Directions for this task> Retype each record shown below, leaving every character as it is.

The records>

# # # #

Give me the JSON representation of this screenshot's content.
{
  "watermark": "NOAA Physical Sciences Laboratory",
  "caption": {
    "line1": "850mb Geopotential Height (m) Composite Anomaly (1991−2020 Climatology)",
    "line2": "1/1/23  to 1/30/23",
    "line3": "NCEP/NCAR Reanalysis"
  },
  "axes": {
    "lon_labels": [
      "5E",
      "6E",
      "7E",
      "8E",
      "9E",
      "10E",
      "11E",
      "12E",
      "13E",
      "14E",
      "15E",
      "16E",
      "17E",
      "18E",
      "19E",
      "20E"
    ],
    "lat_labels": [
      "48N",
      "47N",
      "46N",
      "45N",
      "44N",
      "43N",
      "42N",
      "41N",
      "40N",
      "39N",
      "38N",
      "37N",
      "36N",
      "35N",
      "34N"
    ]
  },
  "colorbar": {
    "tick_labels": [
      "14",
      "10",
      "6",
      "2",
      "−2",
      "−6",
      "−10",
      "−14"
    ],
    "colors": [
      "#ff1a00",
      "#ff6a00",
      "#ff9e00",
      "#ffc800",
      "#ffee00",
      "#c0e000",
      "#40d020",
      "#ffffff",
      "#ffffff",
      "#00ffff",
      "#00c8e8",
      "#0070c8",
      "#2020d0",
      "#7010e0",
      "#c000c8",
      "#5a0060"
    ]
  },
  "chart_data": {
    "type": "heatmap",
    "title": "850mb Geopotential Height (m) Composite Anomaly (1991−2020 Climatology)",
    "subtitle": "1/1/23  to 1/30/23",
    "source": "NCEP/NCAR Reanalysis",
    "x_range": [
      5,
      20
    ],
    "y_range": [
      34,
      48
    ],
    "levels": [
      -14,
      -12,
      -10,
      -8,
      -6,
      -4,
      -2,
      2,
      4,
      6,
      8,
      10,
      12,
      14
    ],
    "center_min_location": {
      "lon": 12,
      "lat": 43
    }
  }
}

# # # #

Exercise solution>
Give me the JSON representation of this screenshot's content.
{
  "watermark": "NOAA Physical Sciences Laboratory",
  "caption": {
    "line1": "850mb Geopotential Height (m) Composite Anomaly (1991−2020 Climatology)",
    "line2": "1/1/23  to 1/30/23",
    "line3": "NCEP/NCAR Reanalysis"
  },
  "axes": {
    "lon_labels": [
      "5E",
      "6E",
      "7E",
      "8E",
      "9E",
      "10E",
      "11E",
      "12E",
      "13E",
      "14E",
      "15E",
      "16E",
      "17E",
      "18E",
      "19E",
      "20E"
    ],
    "lat_labels": [
      "48N",
      "47N",
      "46N",
      "45N",
      "44N",
      "43N",
      "42N",
      "41N",
      "40N",
      "39N",
      "38N",
      "37N",
      "36N",
      "35N",
      "34N"
    ]
  },
  "colorbar": {
    "tick_labels": [
      "14",
      "10",
      "6",
      "2",
      "−2",
      "−6",
      "−10",
      "−14"
    ],
    "colors": [
      "#ff1a00",
      "#ff6a00",
      "#ff9e00",
      "#ffc800",
      "#ffee00",
      "#c0e000",
      "#40d020",
      "#ffffff",
      "#ffffff",
      "#00ffff",
      "#00c8e8",
      "#0070c8",
      "#2020d0",
      "#7010e0",
      "#c000c8",
      "#5a0060"
    ]
  },
  "chart_data": {
    "type": "heatmap",
    "title": "850mb Geopotential Height (m) Composite Anomaly (1991−2020 Climatology)",
    "subtitle": "1/1/23  to 1/30/23",
    "source": "NCEP/NCAR Reanalysis",
    "x_range": [
      5,
      20
    ],
    "y_range": [
      34,
      48
    ],
    "levels": [
      -14,
      -12,
      -10,
      -8,
      -6,
      -4,
      -2,
      2,
      4,
      6,
      8,
      10,
      12,
      14
    ],
    "center_min_location": {
      "lon": 12,
      "lat": 43
    }
  }
}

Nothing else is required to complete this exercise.